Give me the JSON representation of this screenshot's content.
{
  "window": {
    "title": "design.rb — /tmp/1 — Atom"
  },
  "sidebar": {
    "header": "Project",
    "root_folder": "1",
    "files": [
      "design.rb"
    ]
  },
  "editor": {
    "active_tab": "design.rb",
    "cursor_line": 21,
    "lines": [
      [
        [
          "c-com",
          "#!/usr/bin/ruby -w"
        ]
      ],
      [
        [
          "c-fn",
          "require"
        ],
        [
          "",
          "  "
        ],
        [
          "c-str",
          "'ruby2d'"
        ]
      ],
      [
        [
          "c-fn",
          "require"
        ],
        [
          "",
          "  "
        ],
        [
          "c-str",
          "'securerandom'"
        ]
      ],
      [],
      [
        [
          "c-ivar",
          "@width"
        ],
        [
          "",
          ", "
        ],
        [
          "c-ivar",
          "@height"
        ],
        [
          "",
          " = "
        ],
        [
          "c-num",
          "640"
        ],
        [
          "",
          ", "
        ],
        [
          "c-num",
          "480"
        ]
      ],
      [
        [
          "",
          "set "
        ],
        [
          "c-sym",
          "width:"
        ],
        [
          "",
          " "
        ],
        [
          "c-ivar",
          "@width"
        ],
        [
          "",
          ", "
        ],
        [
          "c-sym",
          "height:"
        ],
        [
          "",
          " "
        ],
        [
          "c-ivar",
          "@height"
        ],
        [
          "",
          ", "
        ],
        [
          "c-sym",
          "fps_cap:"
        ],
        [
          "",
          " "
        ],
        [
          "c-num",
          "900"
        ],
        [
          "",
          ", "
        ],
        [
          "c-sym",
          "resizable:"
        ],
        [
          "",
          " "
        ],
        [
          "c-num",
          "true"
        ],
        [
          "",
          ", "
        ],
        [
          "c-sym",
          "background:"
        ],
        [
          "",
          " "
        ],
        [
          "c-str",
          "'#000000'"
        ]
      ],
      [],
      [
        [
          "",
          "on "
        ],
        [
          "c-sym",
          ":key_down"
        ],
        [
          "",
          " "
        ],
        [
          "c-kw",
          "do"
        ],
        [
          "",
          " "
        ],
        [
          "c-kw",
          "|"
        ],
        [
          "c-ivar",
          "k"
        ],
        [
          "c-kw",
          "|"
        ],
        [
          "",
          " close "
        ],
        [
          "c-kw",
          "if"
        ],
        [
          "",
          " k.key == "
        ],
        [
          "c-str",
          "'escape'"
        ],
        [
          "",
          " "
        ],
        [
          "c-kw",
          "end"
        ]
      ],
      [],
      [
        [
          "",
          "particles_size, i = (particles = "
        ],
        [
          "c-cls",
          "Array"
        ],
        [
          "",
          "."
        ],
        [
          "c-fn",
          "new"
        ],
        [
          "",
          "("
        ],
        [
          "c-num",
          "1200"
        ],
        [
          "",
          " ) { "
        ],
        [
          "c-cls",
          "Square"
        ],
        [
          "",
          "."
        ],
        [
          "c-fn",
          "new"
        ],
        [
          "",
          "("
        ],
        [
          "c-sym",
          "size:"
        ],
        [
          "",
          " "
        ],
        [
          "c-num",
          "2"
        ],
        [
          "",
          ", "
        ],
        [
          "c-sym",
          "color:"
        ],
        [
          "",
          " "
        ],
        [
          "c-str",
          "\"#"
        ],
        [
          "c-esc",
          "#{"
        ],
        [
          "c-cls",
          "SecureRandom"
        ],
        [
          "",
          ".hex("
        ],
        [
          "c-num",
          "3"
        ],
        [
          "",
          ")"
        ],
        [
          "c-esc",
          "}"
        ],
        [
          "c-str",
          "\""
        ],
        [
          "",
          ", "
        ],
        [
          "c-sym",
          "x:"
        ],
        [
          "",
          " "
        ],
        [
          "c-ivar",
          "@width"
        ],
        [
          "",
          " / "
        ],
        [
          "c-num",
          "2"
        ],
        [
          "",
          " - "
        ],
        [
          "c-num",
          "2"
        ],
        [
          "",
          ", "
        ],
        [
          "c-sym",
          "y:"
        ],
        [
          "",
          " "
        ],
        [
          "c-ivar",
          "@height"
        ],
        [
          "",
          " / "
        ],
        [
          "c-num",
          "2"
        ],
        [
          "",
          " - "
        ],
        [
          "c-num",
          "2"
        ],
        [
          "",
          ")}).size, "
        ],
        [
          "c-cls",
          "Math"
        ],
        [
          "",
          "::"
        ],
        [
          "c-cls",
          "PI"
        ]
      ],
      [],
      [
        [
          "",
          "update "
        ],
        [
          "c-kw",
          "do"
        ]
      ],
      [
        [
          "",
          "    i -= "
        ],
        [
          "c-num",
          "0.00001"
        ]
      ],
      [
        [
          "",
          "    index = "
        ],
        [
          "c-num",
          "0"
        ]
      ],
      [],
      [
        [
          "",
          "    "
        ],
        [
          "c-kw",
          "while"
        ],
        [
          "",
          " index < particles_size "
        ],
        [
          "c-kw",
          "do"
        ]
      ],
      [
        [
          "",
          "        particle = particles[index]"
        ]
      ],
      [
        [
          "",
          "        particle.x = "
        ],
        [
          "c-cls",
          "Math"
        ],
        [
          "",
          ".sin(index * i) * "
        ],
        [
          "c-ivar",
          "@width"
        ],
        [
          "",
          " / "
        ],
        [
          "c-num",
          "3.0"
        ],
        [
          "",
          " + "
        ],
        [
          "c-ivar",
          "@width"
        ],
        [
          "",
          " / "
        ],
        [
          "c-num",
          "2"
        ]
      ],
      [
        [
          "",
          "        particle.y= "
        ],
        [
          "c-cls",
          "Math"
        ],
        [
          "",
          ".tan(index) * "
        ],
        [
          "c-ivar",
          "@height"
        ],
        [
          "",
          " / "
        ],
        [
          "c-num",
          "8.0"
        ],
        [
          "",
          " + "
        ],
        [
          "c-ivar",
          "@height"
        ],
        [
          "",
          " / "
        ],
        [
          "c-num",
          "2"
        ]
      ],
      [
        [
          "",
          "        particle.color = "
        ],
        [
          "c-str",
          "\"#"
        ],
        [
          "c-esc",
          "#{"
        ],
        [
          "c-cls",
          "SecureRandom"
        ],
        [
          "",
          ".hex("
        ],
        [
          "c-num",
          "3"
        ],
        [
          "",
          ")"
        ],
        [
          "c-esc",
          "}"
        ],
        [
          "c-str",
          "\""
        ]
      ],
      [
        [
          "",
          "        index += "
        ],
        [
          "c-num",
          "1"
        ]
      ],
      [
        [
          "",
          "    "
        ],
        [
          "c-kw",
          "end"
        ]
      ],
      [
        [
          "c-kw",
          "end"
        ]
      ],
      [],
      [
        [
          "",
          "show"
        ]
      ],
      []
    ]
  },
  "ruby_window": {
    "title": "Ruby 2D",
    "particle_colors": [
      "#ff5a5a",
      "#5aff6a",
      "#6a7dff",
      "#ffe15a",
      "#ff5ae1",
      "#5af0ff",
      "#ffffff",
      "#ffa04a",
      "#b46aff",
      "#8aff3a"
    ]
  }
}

======

Write each line above out exactly.

Give me the JSON representation of this screenshot's content.
{
  "window": {
    "title": "design.rb — /tmp/1 — Atom"
  },
  "sidebar": {
    "header": "Project",
    "root_folder": "1",
    "files": [
      "design.rb"
    ]
  },
  "editor": {
    "active_tab": "design.rb",
    "cursor_line": 21,
    "lines": [
      [
        [
          "c-com",
          "#!/usr/bin/ruby -w"
        ]
      ],
      [
        [
          "c-fn",
          "require"
        ],
        [
          "",
          "  "
        ],
        [
          "c-str",
          "'ruby2d'"
        ]
      ],
      [
        [
          "c-fn",
          "require"
        ],
        [
          "",
          "  "
        ],
        [
          "c-str",
          "'securerandom'"
        ]
      ],
      [],
      [
        [
          "c-ivar",
          "@width"
        ],
        [
          "",
          ", "
        ],
        [
          "c-ivar",
          "@height"
        ],
        [
          "",
          " = "
        ],
        [
          "c-num",
          "640"
        ],
        [
          "",
          ", "
        ],
        [
          "c-num",
          "480"
        ]
      ],
      [
        [
          "",
          "set "
        ],
        [
          "c-sym",
          "width:"
        ],
        [
          "",
          " "
        ],
        [
          "c-ivar",
          "@width"
        ],
        [
          "",
          ", "
        ],
        [
          "c-sym",
          "height:"
        ],
        [
          "",
          " "
        ],
        [
          "c-ivar",
          "@height"
        ],
        [
          "",
          ", "
        ],
        [
          "c-sym",
          "fps_cap:"
        ],
        [
          "",
          " "
        ],
        [
          "c-num",
          "900"
        ],
        [
          "",
          ", "
        ],
        [
          "c-sym",
          "resizable:"
        ],
        [
          "",
          " "
        ],
        [
          "c-num",
          "true"
        ],
        [
          "",
          ", "
        ],
        [
          "c-sym",
          "background:"
        ],
        [
          "",
          " "
        ],
        [
          "c-str",
          "'#000000'"
        ]
      ],
      [],
      [
        [
          "",
          "on "
        ],
        [
          "c-sym",
          ":key_down"
        ],
        [
          "",
          " "
        ],
        [
          "c-kw",
          "do"
        ],
        [
          "",
          " "
        ],
        [
          "c-kw",
          "|"
        ],
        [
          "c-ivar",
          "k"
        ],
        [
          "c-kw",
          "|"
        ],
        [
          "",
          " close "
        ],
        [
          "c-kw",
          "if"
        ],
        [
          "",
          " k.key == "
        ],
        [
          "c-str",
          "'escape'"
        ],
        [
          "",
          " "
        ],
        [
          "c-kw",
          "end"
        ]
      ],
      [],
      [
        [
          "",
          "particles_size, i = (particles = "
        ],
        [
          "c-cls",
          "Array"
        ],
        [
          "",
          "."
        ],
        [
          "c-fn",
          "new"
        ],
        [
          "",
          "("
        ],
        [
          "c-num",
          "1200"
        ],
        [
          "",
          " ) { "
        ],
        [
          "c-cls",
          "Square"
        ],
        [
          "",
          "."
        ],
        [
          "c-fn",
          "new"
        ],
        [
          "",
          "("
        ],
        [
          "c-sym",
          "size:"
        ],
        [
          "",
          " "
        ],
        [
          "c-num",
          "2"
        ],
        [
          "",
          ", "
        ],
        [
          "c-sym",
          "color:"
        ],
        [
          "",
          " "
        ],
        [
          "c-str",
          "\"#"
        ],
        [
          "c-esc",
          "#{"
        ],
        [
          "c-cls",
          "SecureRandom"
        ],
        [
          "",
          ".hex("
        ],
        [
          "c-num",
          "3"
        ],
        [
          "",
          ")"
        ],
        [
          "c-esc",
          "}"
        ],
        [
          "c-str",
          "\""
        ],
        [
          "",
          ", "
        ],
        [
          "c-sym",
          "x:"
        ],
        [
          "",
          " "
        ],
        [
          "c-ivar",
          "@width"
        ],
        [
          "",
          " / "
        ],
        [
          "c-num",
          "2"
        ],
        [
          "",
          " - "
        ],
        [
          "c-num",
          "2"
        ],
        [
          "",
          ", "
        ],
        [
          "c-sym",
          "y:"
        ],
        [
          "",
          " "
        ],
        [
          "c-ivar",
          "@height"
        ],
        [
          "",
          " / "
        ],
        [
          "c-num",
          "2"
        ],
        [
          "",
          " - "
        ],
        [
          "c-num",
          "2"
        ],
        [
          "",
          ")}).size, "
        ],
        [
          "c-cls",
          "Math"
        ],
        [
          "",
          "::"
        ],
        [
          "c-cls",
          "PI"
        ]
      ],
      [],
      [
        [
          "",
          "update "
        ],
        [
          "c-kw",
          "do"
        ]
      ],
      [
        [
          "",
          "    i -= "
        ],
        [
          "c-num",
          "0.00001"
        ]
      ],
      [
        [
          "",
          "    index = "
        ],
        [
          "c-num",
          "0"
        ]
      ],
      [],
      [
        [
          "",
          "    "
        ],
        [
          "c-kw",
          "while"
        ],
        [
          "",
          " index < particles_size "
        ],
        [
          "c-kw",
          "do"
        ]
      ],
      [
        [
          "",
          "        particle = particles[index]"
        ]
      ],
      [
        [
          "",
          "        particle.x = "
        ],
        [
          "c-cls",
          "Math"
        ],
        [
          "",
          ".sin(index * i) * "
        ],
        [
          "c-ivar",
          "@width"
        ],
        [
          "",
          " / "
        ],
        [
          "c-num",
          "3.0"
        ],
        [
          "",
          " + "
        ],
        [
          "c-ivar",
          "@width"
        ],
        [
          "",
          " / "
        ],
        [
          "c-num",
          "2"
        ]
      ],
      [
        [
          "",
          "        particle.y= "
        ],
        [
          "c-cls",
          "Math"
        ],
        [
          "",
          ".tan(index) * "
        ],
        [
          "c-ivar",
          "@height"
        ],
        [
          "",
          " / "
        ],
        [
          "c-num",
          "8.0"
        ],
        [
          "",
          " + "
        ],
        [
          "c-ivar",
          "@height"
        ],
        [
          "",
          " / "
        ],
        [
          "c-num",
          "2"
        ]
      ],
      [
        [
          "",
          "        particle.color = "
        ],
        [
          "c-str",
          "\"#"
        ],
        [
          "c-esc",
          "#{"
        ],
        [
          "c-cls",
          "SecureRandom"
        ],
        [
          "",
          ".hex("
        ],
        [
          "c-num",
          "3"
        ],
        [
          "",
          ")"
        ],
        [
          "c-esc",
          "}"
        ],
        [
          "c-str",
          "\""
        ]
      ],
      [
        [
          "",
          "        index += "
        ],
        [
          "c-num",
          "1"
        ]
      ],
      [
        [
          "",
          "    "
        ],
        [
          "c-kw",
          "end"
        ]
      ],
      [
        [
          "c-kw",
          "end"
        ]
      ],
      [],
      [
        [
          "",
          "show"
        ]
      ],
      []
    ]
  },
  "ruby_window": {
    "title": "Ruby 2D",
    "particle_colors": [
      "#ff5a5a",
      "#5aff6a",
      "#6a7dff",
      "#ffe15a",
      "#ff5ae1",
      "#5af0ff",
      "#ffffff",
      "#ffa04a",
      "#b46aff",
      "#8aff3a"
    ]
  }
}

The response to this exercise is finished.